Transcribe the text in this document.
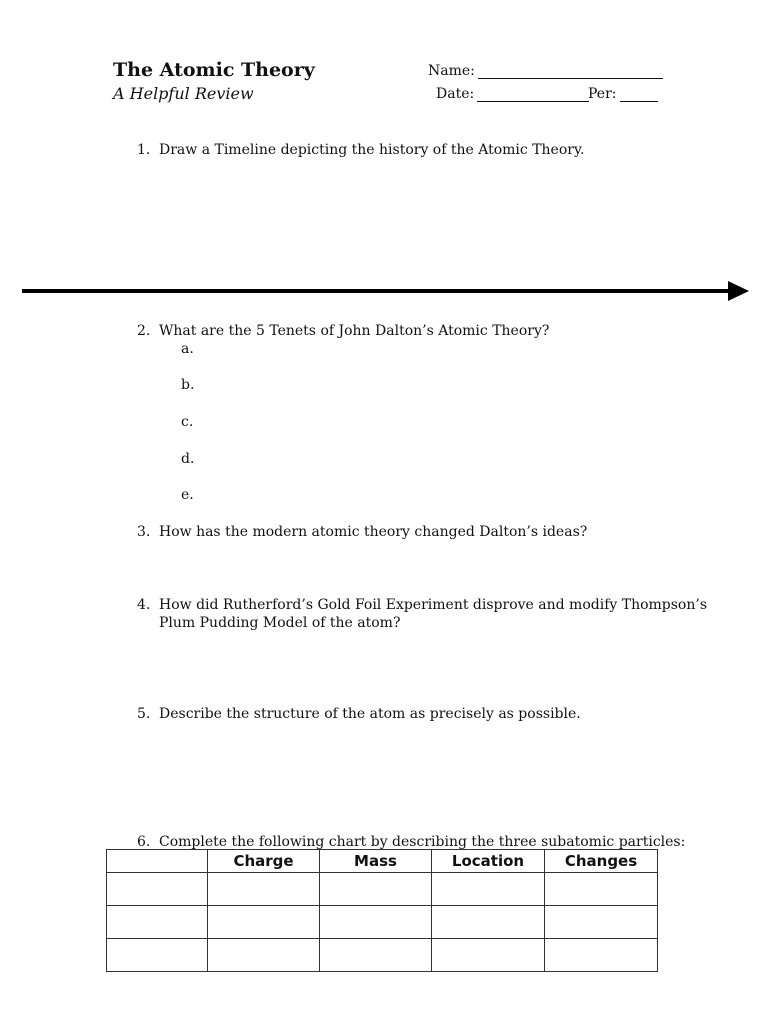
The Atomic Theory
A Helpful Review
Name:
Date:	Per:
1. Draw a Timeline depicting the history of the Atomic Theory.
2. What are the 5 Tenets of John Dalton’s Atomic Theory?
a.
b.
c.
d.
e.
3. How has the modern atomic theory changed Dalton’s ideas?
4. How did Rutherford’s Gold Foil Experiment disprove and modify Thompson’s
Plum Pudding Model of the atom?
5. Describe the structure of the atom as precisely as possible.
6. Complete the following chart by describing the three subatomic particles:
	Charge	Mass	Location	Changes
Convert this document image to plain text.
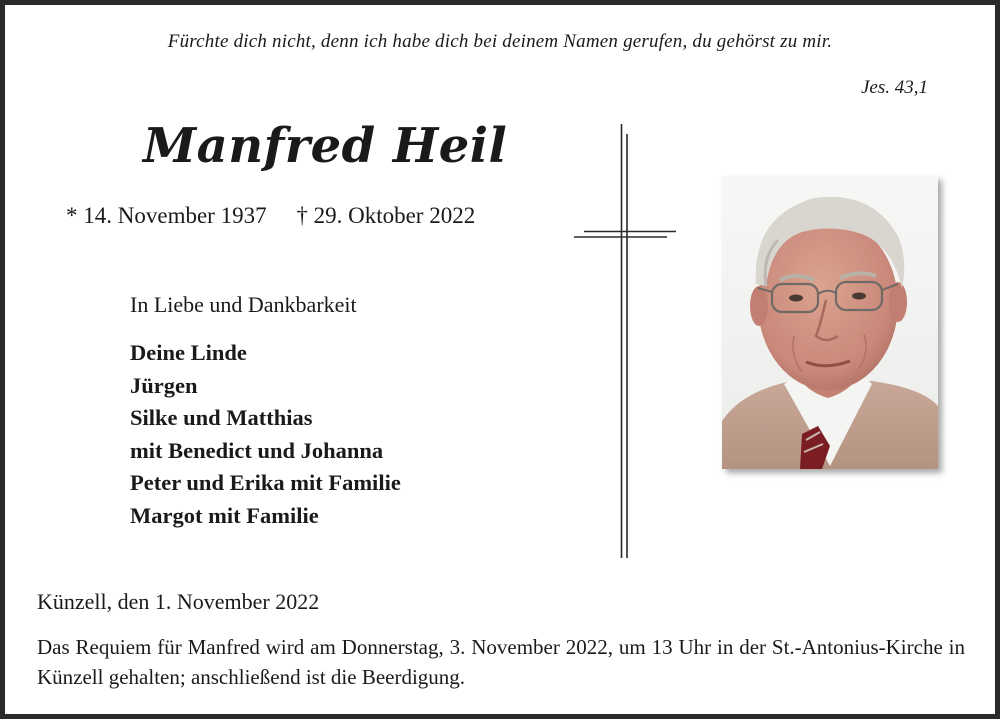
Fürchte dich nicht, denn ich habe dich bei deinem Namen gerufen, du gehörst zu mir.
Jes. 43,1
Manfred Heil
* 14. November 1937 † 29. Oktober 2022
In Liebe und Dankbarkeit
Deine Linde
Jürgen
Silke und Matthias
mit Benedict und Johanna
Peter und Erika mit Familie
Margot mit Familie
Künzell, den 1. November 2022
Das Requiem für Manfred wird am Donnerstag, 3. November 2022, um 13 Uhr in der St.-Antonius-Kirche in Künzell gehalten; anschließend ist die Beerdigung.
_____
Select and copy every line of the material that holds the string "Künzell".

Künzell, den 1. November 2022
Das Requiem für Manfred wird am Donnerstag, 3. November 2022, um 13 Uhr in der St.-Antonius-Kirche in Künzell gehalten; anschließend ist die Beerdigung.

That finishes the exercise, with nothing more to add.